**REQUIRED WORK**
Write out the material below again, unchanged.

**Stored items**
◆ ◆ ◆

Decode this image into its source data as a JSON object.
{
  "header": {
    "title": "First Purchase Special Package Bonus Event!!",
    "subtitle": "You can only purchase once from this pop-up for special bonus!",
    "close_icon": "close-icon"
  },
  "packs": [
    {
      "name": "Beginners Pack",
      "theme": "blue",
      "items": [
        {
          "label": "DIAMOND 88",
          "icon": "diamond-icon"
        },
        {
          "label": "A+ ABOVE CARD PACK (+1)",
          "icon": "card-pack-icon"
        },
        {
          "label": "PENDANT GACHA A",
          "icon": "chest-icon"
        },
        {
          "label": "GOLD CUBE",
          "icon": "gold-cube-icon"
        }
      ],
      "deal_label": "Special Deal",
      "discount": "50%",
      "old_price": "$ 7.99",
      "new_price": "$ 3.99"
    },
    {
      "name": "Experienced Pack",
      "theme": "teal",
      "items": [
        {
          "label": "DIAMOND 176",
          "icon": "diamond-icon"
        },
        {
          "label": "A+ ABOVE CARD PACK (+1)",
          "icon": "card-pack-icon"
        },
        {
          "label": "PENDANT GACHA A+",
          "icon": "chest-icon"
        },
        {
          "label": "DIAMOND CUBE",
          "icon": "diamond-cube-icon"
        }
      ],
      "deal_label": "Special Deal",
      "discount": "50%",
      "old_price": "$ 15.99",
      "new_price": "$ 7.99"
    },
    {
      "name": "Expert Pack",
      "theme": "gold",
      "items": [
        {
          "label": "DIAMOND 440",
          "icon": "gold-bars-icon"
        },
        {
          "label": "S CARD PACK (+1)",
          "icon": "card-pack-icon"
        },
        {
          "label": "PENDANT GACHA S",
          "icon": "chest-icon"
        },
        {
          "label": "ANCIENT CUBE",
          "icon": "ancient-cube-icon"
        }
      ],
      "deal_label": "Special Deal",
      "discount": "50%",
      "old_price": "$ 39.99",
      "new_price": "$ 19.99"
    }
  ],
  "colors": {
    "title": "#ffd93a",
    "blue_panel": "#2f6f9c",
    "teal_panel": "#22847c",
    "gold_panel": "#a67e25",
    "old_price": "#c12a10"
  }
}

◆ ◆ ◆

**RESULT OF THE TASK**
Decode this image into its source data as a JSON object.
{
  "header": {
    "title": "First Purchase Special Package Bonus Event!!",
    "subtitle": "You can only purchase once from this pop-up for special bonus!",
    "close_icon": "close-icon"
  },
  "packs": [
    {
      "name": "Beginners Pack",
      "theme": "blue",
      "items": [
        {
          "label": "DIAMOND 88",
          "icon": "diamond-icon"
        },
        {
          "label": "A+ ABOVE CARD PACK (+1)",
          "icon": "card-pack-icon"
        },
        {
          "label": "PENDANT GACHA A",
          "icon": "chest-icon"
        },
        {
          "label": "GOLD CUBE",
          "icon": "gold-cube-icon"
        }
      ],
      "deal_label": "Special Deal",
      "discount": "50%",
      "old_price": "$ 7.99",
      "new_price": "$ 3.99"
    },
    {
      "name": "Experienced Pack",
      "theme": "teal",
      "items": [
        {
          "label": "DIAMOND 176",
          "icon": "diamond-icon"
        },
        {
          "label": "A+ ABOVE CARD PACK (+1)",
          "icon": "card-pack-icon"
        },
        {
          "label": "PENDANT GACHA A+",
          "icon": "chest-icon"
        },
        {
          "label": "DIAMOND CUBE",
          "icon": "diamond-cube-icon"
        }
      ],
      "deal_label": "Special Deal",
      "discount": "50%",
      "old_price": "$ 15.99",
      "new_price": "$ 7.99"
    },
    {
      "name": "Expert Pack",
      "theme": "gold",
      "items": [
        {
          "label": "DIAMOND 440",
          "icon": "gold-bars-icon"
        },
        {
          "label": "S CARD PACK (+1)",
          "icon": "card-pack-icon"
        },
        {
          "label": "PENDANT GACHA S",
          "icon": "chest-icon"
        },
        {
          "label": "ANCIENT CUBE",
          "icon": "ancient-cube-icon"
        }
      ],
      "deal_label": "Special Deal",
      "discount": "50%",
      "old_price": "$ 39.99",
      "new_price": "$ 19.99"
    }
  ],
  "colors": {
    "title": "#ffd93a",
    "blue_panel": "#2f6f9c",
    "teal_panel": "#22847c",
    "gold_panel": "#a67e25",
    "old_price": "#c12a10"
  }
}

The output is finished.